Extracted data entries

_ _ _ _ _

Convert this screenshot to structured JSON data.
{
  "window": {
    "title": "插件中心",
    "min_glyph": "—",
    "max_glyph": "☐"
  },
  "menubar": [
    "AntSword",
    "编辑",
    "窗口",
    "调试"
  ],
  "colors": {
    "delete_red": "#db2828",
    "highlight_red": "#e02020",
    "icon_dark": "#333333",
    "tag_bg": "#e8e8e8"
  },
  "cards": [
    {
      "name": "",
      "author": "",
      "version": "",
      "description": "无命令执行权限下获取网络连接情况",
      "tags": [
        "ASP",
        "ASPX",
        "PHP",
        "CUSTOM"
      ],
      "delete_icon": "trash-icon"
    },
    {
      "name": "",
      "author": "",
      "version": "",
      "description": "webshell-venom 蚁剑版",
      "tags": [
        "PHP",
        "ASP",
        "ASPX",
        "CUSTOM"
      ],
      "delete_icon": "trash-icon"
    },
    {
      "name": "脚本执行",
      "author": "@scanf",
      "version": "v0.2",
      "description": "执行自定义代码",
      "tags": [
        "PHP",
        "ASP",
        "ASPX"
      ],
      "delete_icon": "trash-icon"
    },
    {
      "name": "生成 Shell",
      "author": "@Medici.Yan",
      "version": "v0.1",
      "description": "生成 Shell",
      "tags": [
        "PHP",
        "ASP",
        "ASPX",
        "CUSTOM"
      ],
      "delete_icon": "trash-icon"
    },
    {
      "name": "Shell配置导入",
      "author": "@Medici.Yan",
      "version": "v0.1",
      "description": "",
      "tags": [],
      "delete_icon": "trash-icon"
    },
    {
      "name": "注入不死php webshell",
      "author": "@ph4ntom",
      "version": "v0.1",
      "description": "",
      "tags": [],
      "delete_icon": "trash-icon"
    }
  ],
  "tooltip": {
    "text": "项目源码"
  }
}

_ _ _ _ _

▶ _Task prompt_
Return the listing above word for word.

▶ _Solution below_
Convert this screenshot to structured JSON data.
{
  "window": {
    "title": "插件中心",
    "min_glyph": "—",
    "max_glyph": "☐"
  },
  "menubar": [
    "AntSword",
    "编辑",
    "窗口",
    "调试"
  ],
  "colors": {
    "delete_red": "#db2828",
    "highlight_red": "#e02020",
    "icon_dark": "#333333",
    "tag_bg": "#e8e8e8"
  },
  "cards": [
    {
      "name": "",
      "author": "",
      "version": "",
      "description": "无命令执行权限下获取网络连接情况",
      "tags": [
        "ASP",
        "ASPX",
        "PHP",
        "CUSTOM"
      ],
      "delete_icon": "trash-icon"
    },
    {
      "name": "",
      "author": "",
      "version": "",
      "description": "webshell-venom 蚁剑版",
      "tags": [
        "PHP",
        "ASP",
        "ASPX",
        "CUSTOM"
      ],
      "delete_icon": "trash-icon"
    },
    {
      "name": "脚本执行",
      "author": "@scanf",
      "version": "v0.2",
      "description": "执行自定义代码",
      "tags": [
        "PHP",
        "ASP",
        "ASPX"
      ],
      "delete_icon": "trash-icon"
    },
    {
      "name": "生成 Shell",
      "author": "@Medici.Yan",
      "version": "v0.1",
      "description": "生成 Shell",
      "tags": [
        "PHP",
        "ASP",
        "ASPX",
        "CUSTOM"
      ],
      "delete_icon": "trash-icon"
    },
    {
      "name": "Shell配置导入",
      "author": "@Medici.Yan",
      "version": "v0.1",
      "description": "",
      "tags": [],
      "delete_icon": "trash-icon"
    },
    {
      "name": "注入不死php webshell",
      "author": "@ph4ntom",
      "version": "v0.1",
      "description": "",
      "tags": [],
      "delete_icon": "trash-icon"
    }
  ],
  "tooltip": {
    "text": "项目源码"
  }
}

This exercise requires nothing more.